DATA TO PROCESS ->
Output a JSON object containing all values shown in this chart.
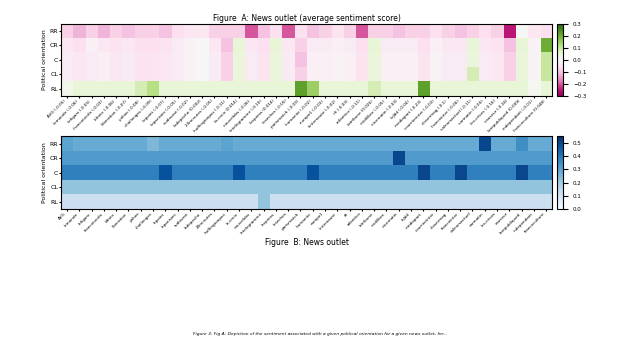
{
  "outlets_a": [
    "AVG (-0.05)",
    "lemonde (-0.06)",
    "lefigaro (-0.05)",
    "francetvinfo (-0.03)",
    "bfmtv (-0.06)",
    "liberation (-0.07)",
    "yahoo (-0.08)",
    "challenges (-0.09)",
    "lepoint (-0.07)",
    "leparisien (-0.05)",
    "sudouest (-0.02)",
    "ladepeche (0.002)",
    "20minutes (-0.05)",
    "huffingtonpos (-0.11)",
    "la-croix (0.014)",
    "nouvelobs (-0.06)",
    "letelegramme (-0.10)",
    "lexpress (0.014)",
    "lesechos (-0.05)",
    "parismatch (-0.03)",
    "humanite (-0.02)",
    "europe1 (-0.03)",
    "linternaute (-0.02)",
    "rfi (-0.03)",
    "atlantico (-0.11)",
    "latribune (0.026)",
    "midilibre (-0.05)",
    "nicematin (-0.03)",
    "leJdd (-0.04)",
    "mediapart (-0.23)",
    "courrierinter (-0.03)",
    "closermag (-0.1)",
    "franceinter (-0.06)",
    "valeursactuel (-0.11)",
    "varmatin (-0.06)",
    "les-crises (-0.16)",
    "causeur (-0.24)",
    "larepubliqued (0.009)",
    "independant (-0.01)",
    "franceculture (0.048)"
  ],
  "outlets_b": [
    "AVG",
    "lemonde",
    "lefigaro",
    "francetvinfo",
    "bfmtv",
    "liberation",
    "yahoo",
    "challenges",
    "lepoint",
    "leparisien",
    "sudouest",
    "ladepeche",
    "20minutes",
    "huffingtonpos",
    "la-croix",
    "nouvelobs",
    "letelegramme",
    "lexpress",
    "lesechos",
    "parismatch",
    "humanite",
    "europe1",
    "linternaute",
    "rfi",
    "atlantico",
    "latribune",
    "midilibre",
    "nicematin",
    "leJdd",
    "mediapart",
    "courrierinter",
    "closermag",
    "franceinter",
    "valeursactuel",
    "varmatin",
    "les-crises",
    "causeur",
    "larepubliqued",
    "independant",
    "franceculture"
  ],
  "rows": [
    "RR",
    "CR",
    "C",
    "CL",
    "RL"
  ],
  "heatmap_a": [
    [
      -0.08,
      -0.12,
      -0.08,
      -0.12,
      -0.08,
      -0.1,
      -0.08,
      -0.08,
      -0.1,
      -0.06,
      -0.04,
      -0.04,
      -0.08,
      -0.08,
      -0.08,
      -0.2,
      -0.1,
      -0.06,
      -0.2,
      -0.06,
      -0.1,
      -0.08,
      -0.05,
      -0.08,
      -0.2,
      -0.08,
      -0.08,
      -0.1,
      -0.08,
      -0.08,
      -0.06,
      -0.08,
      -0.1,
      -0.08,
      -0.06,
      -0.08,
      -0.25,
      0.0,
      -0.04,
      -0.06
    ],
    [
      -0.04,
      -0.06,
      -0.02,
      -0.04,
      -0.05,
      -0.04,
      -0.06,
      -0.06,
      -0.05,
      -0.03,
      -0.01,
      0.0,
      -0.04,
      -0.1,
      0.05,
      -0.04,
      -0.06,
      0.05,
      -0.04,
      -0.08,
      -0.03,
      -0.03,
      -0.02,
      -0.03,
      -0.06,
      0.05,
      -0.03,
      -0.03,
      -0.03,
      -0.06,
      -0.02,
      -0.04,
      -0.04,
      0.05,
      -0.04,
      -0.05,
      -0.1,
      0.05,
      -0.01,
      0.2
    ],
    [
      -0.03,
      -0.04,
      -0.03,
      -0.02,
      -0.04,
      -0.03,
      -0.05,
      -0.05,
      -0.04,
      -0.03,
      -0.01,
      0.0,
      -0.03,
      -0.08,
      0.04,
      -0.03,
      -0.05,
      0.04,
      -0.03,
      -0.1,
      -0.02,
      -0.02,
      -0.01,
      -0.02,
      -0.05,
      0.04,
      -0.02,
      -0.02,
      -0.02,
      -0.05,
      -0.01,
      -0.03,
      -0.03,
      0.04,
      -0.03,
      -0.04,
      -0.08,
      0.04,
      -0.01,
      0.1
    ],
    [
      -0.03,
      -0.04,
      -0.03,
      -0.02,
      -0.04,
      -0.03,
      -0.05,
      -0.05,
      -0.04,
      -0.03,
      -0.01,
      0.0,
      -0.03,
      -0.08,
      0.04,
      -0.03,
      -0.05,
      0.04,
      -0.03,
      -0.08,
      -0.02,
      -0.02,
      -0.01,
      -0.02,
      -0.05,
      0.04,
      -0.02,
      -0.02,
      -0.02,
      -0.05,
      -0.01,
      -0.03,
      -0.03,
      0.08,
      -0.03,
      -0.04,
      -0.08,
      0.04,
      -0.01,
      0.1
    ],
    [
      0.02,
      0.05,
      0.05,
      0.05,
      0.05,
      0.05,
      0.08,
      0.12,
      0.05,
      0.05,
      0.05,
      0.05,
      0.05,
      0.05,
      0.05,
      0.05,
      0.05,
      0.05,
      0.05,
      0.22,
      0.15,
      0.05,
      0.05,
      0.05,
      0.05,
      0.08,
      0.05,
      0.05,
      0.05,
      0.22,
      0.05,
      0.05,
      0.05,
      0.05,
      0.05,
      0.05,
      0.05,
      0.05,
      0.01,
      0.05
    ]
  ],
  "heatmap_b": [
    [
      0.3,
      0.28,
      0.28,
      0.28,
      0.28,
      0.28,
      0.28,
      0.25,
      0.28,
      0.28,
      0.28,
      0.28,
      0.28,
      0.3,
      0.28,
      0.28,
      0.28,
      0.28,
      0.28,
      0.28,
      0.28,
      0.28,
      0.28,
      0.28,
      0.28,
      0.28,
      0.28,
      0.28,
      0.28,
      0.28,
      0.28,
      0.28,
      0.28,
      0.28,
      0.5,
      0.28,
      0.28,
      0.35,
      0.28,
      0.28
    ],
    [
      0.32,
      0.32,
      0.32,
      0.32,
      0.32,
      0.32,
      0.32,
      0.32,
      0.32,
      0.32,
      0.32,
      0.32,
      0.32,
      0.32,
      0.32,
      0.32,
      0.32,
      0.32,
      0.32,
      0.32,
      0.32,
      0.32,
      0.32,
      0.32,
      0.32,
      0.32,
      0.32,
      0.5,
      0.32,
      0.32,
      0.32,
      0.32,
      0.32,
      0.32,
      0.32,
      0.32,
      0.32,
      0.32,
      0.32,
      0.32
    ],
    [
      0.38,
      0.38,
      0.38,
      0.38,
      0.38,
      0.38,
      0.38,
      0.38,
      0.48,
      0.38,
      0.38,
      0.38,
      0.38,
      0.38,
      0.48,
      0.38,
      0.38,
      0.38,
      0.38,
      0.38,
      0.48,
      0.38,
      0.38,
      0.38,
      0.38,
      0.38,
      0.38,
      0.38,
      0.38,
      0.5,
      0.38,
      0.38,
      0.5,
      0.38,
      0.38,
      0.38,
      0.38,
      0.5,
      0.38,
      0.38
    ],
    [
      0.22,
      0.22,
      0.22,
      0.22,
      0.22,
      0.22,
      0.22,
      0.22,
      0.22,
      0.22,
      0.22,
      0.22,
      0.22,
      0.22,
      0.22,
      0.22,
      0.22,
      0.22,
      0.22,
      0.22,
      0.22,
      0.22,
      0.22,
      0.22,
      0.22,
      0.22,
      0.22,
      0.22,
      0.22,
      0.22,
      0.22,
      0.22,
      0.22,
      0.22,
      0.22,
      0.22,
      0.22,
      0.22,
      0.22,
      0.22
    ],
    [
      0.12,
      0.12,
      0.12,
      0.12,
      0.12,
      0.12,
      0.12,
      0.12,
      0.12,
      0.12,
      0.12,
      0.12,
      0.12,
      0.12,
      0.12,
      0.12,
      0.22,
      0.12,
      0.12,
      0.12,
      0.12,
      0.12,
      0.12,
      0.12,
      0.12,
      0.12,
      0.12,
      0.12,
      0.12,
      0.12,
      0.12,
      0.12,
      0.12,
      0.12,
      0.12,
      0.12,
      0.12,
      0.12,
      0.12,
      0.12
    ]
  ],
  "cmap_a": "PiYG",
  "cmap_b": "Blues",
  "vmin_a": -0.3,
  "vmax_a": 0.3,
  "vmin_b": 0.0,
  "vmax_b": 0.55,
  "title_a": "Figure  A: News outlet (average sentiment score)",
  "title_b": "Figure  B: News outlet",
  "ylabel": "Political orientation",
  "caption": "Figure 3: Fig A: Depiction of the sentiment associated with a given political orientation for a given news outlet, for..."
}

EXERCISE PROMPT -> Find every line in the records above that holds the word "franceculture", and copy each one.

THE OUTPUT ->
    "franceculture (0.048)"
    "franceculture"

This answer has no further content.